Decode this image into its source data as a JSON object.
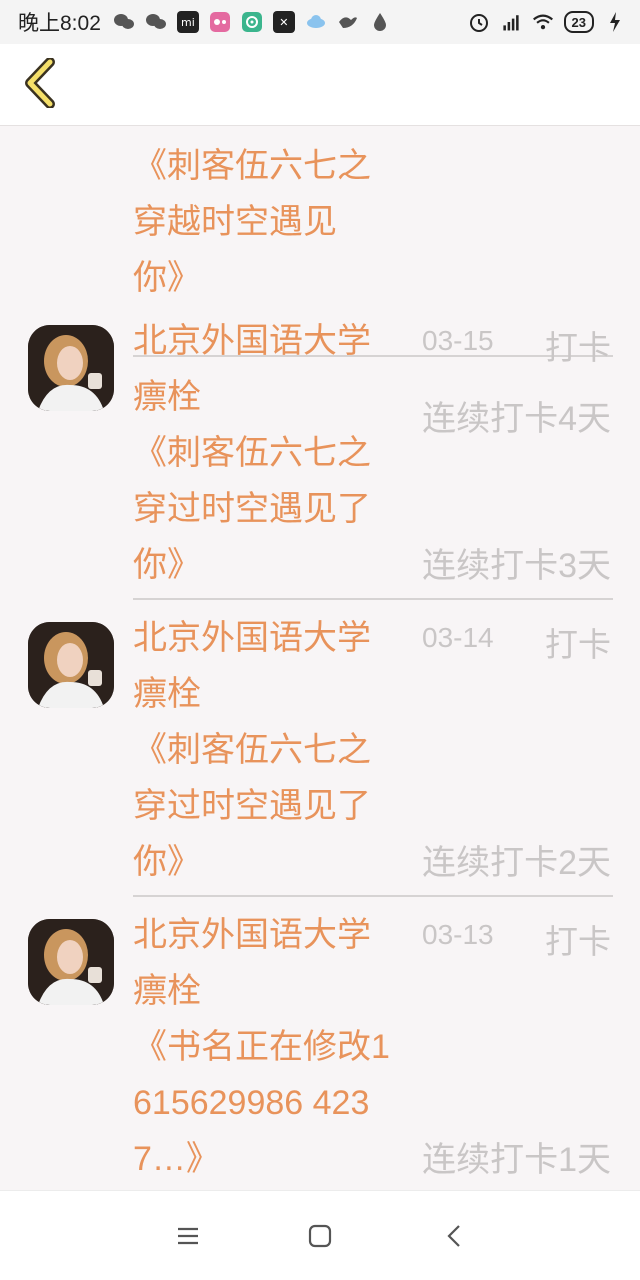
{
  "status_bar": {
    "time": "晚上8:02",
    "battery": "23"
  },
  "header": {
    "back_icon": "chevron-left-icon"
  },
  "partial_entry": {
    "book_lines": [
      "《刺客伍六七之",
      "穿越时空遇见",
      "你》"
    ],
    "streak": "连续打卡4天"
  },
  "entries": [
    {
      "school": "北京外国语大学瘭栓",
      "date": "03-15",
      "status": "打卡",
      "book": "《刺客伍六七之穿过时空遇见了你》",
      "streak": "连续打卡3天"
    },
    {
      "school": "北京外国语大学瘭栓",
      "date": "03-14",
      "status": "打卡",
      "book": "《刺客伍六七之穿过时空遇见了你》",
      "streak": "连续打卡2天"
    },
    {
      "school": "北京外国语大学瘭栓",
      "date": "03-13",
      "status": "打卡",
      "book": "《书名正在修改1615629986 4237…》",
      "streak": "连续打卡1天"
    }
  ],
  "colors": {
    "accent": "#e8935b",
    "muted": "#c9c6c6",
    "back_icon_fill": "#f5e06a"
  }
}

—————

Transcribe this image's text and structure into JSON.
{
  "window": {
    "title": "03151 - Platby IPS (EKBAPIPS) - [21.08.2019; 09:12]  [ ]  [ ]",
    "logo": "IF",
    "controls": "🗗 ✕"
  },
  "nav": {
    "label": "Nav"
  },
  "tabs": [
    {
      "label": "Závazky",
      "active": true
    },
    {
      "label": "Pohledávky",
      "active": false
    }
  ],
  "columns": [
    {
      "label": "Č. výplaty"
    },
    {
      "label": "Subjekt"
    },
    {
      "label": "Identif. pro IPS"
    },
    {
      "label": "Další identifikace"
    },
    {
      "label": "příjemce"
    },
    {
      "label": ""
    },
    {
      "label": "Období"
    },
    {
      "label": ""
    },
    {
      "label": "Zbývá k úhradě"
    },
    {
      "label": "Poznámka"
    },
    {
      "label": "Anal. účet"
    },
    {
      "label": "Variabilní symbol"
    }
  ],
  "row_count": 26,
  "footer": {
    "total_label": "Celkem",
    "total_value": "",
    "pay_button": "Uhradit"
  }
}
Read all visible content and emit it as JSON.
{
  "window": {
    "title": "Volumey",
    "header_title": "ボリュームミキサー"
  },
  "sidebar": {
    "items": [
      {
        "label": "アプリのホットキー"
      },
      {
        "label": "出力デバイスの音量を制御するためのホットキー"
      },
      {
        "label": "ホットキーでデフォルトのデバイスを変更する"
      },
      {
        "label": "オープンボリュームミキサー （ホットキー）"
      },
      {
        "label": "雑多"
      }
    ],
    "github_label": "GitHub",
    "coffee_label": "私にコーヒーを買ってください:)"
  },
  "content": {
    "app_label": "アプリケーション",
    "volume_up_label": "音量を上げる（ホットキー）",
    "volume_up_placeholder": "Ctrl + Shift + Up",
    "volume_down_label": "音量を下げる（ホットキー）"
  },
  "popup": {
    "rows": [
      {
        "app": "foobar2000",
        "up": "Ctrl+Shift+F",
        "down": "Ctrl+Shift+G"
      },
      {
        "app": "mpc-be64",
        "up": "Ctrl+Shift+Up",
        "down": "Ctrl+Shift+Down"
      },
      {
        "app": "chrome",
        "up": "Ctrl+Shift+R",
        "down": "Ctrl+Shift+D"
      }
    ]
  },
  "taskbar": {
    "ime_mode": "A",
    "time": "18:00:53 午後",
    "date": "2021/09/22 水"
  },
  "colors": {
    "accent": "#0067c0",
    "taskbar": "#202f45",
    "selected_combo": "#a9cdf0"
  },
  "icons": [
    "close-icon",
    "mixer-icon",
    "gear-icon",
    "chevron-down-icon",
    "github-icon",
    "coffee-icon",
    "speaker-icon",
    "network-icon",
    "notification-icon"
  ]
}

—————

Pull out every line of the entries that includes the word "Shift".

ANSWER TO THE TASK:
    "volume_up_placeholder": "Ctrl + Shift + Up",
        "up": "Ctrl+Shift+F",
        "down": "Ctrl+Shift+G"
        "up": "Ctrl+Shift+Up",
        "down": "Ctrl+Shift+Down"
        "up": "Ctrl+Shift+R",
        "down": "Ctrl+Shift+D"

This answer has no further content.